**DATA ENTRIES:**
* * * *

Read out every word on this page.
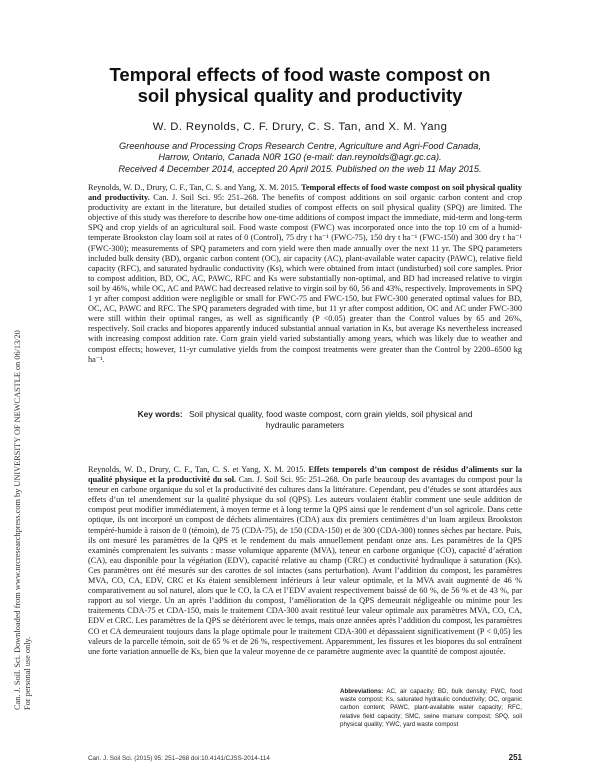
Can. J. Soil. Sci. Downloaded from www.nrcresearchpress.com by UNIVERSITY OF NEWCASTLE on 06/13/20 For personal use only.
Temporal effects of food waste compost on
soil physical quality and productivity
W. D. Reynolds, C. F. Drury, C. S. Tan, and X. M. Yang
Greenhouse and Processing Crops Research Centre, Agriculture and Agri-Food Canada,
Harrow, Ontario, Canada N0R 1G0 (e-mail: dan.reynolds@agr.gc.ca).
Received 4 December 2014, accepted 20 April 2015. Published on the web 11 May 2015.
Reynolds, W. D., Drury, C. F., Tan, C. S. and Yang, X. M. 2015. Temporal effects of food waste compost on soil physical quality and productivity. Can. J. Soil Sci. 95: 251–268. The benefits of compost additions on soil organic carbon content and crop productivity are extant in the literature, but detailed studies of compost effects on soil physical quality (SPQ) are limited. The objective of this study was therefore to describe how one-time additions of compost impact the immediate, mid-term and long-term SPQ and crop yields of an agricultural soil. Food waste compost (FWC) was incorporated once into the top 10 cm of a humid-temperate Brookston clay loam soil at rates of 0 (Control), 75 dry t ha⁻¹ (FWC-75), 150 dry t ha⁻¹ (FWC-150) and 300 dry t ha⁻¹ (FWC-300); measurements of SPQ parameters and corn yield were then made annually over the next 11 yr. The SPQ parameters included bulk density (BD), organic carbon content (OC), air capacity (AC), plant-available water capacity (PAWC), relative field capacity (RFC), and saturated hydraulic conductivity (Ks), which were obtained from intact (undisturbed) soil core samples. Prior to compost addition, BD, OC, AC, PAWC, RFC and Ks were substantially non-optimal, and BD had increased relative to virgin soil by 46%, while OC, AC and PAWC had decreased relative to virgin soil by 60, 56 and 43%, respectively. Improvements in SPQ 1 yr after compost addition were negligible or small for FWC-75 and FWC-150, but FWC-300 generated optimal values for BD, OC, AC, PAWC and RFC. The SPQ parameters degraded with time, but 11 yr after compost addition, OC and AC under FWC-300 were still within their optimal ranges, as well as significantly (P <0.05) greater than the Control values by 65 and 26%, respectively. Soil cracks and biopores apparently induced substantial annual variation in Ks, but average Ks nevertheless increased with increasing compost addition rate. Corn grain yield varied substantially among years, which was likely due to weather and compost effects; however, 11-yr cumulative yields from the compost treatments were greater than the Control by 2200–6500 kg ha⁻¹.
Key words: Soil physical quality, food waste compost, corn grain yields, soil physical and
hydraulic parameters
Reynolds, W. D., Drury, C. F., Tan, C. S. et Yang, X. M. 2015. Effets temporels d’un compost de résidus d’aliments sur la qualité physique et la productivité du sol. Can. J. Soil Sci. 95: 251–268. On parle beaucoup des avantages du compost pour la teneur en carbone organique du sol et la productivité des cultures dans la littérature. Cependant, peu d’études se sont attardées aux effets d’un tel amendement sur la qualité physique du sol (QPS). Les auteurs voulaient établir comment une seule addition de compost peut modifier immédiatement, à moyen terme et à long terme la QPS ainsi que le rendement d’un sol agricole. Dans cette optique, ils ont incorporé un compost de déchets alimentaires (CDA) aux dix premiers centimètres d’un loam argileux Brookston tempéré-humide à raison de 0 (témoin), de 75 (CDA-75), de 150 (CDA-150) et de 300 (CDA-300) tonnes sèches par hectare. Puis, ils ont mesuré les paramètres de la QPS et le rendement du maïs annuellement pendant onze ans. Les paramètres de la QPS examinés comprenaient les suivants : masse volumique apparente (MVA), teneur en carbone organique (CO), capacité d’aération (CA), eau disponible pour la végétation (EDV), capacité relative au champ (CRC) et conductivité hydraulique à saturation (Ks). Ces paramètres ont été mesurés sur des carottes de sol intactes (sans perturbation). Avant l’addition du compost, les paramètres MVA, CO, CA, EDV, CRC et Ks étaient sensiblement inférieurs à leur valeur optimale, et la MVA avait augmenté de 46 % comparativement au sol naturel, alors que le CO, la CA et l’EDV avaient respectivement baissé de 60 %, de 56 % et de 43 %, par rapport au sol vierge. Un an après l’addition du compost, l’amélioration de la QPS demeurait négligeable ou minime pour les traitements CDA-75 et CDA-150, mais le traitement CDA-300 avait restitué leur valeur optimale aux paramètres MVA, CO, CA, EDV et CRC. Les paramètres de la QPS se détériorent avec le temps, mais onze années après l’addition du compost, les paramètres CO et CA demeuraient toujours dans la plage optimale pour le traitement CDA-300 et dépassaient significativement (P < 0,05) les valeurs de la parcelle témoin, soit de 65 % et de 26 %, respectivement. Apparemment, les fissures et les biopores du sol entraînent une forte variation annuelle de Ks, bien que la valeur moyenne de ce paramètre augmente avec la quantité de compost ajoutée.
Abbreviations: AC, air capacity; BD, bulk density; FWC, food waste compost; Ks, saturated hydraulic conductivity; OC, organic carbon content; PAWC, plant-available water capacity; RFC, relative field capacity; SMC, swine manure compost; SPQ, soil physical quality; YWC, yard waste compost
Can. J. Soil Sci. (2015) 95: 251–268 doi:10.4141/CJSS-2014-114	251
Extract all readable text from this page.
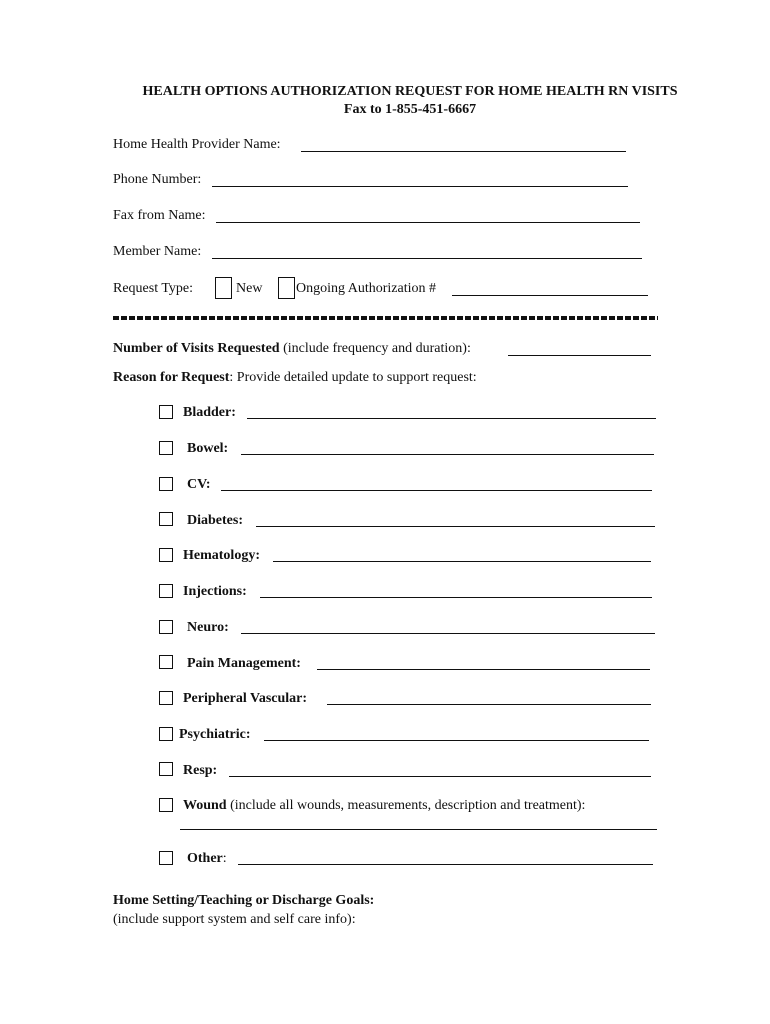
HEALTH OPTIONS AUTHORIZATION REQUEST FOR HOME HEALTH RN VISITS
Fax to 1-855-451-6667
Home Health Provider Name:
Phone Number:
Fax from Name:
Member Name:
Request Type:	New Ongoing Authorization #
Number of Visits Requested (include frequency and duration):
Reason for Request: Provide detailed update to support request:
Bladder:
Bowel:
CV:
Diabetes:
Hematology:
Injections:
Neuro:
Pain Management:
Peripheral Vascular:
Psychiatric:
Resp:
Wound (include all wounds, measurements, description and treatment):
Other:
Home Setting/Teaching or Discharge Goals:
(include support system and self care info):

* * * *

**REQUIRED TASK:** Which lines contain "support"? Copy each of them out.

**WRITTEN ANSWER:**
Reason for Request: Provide detailed update to support request:
(include support system and self care info):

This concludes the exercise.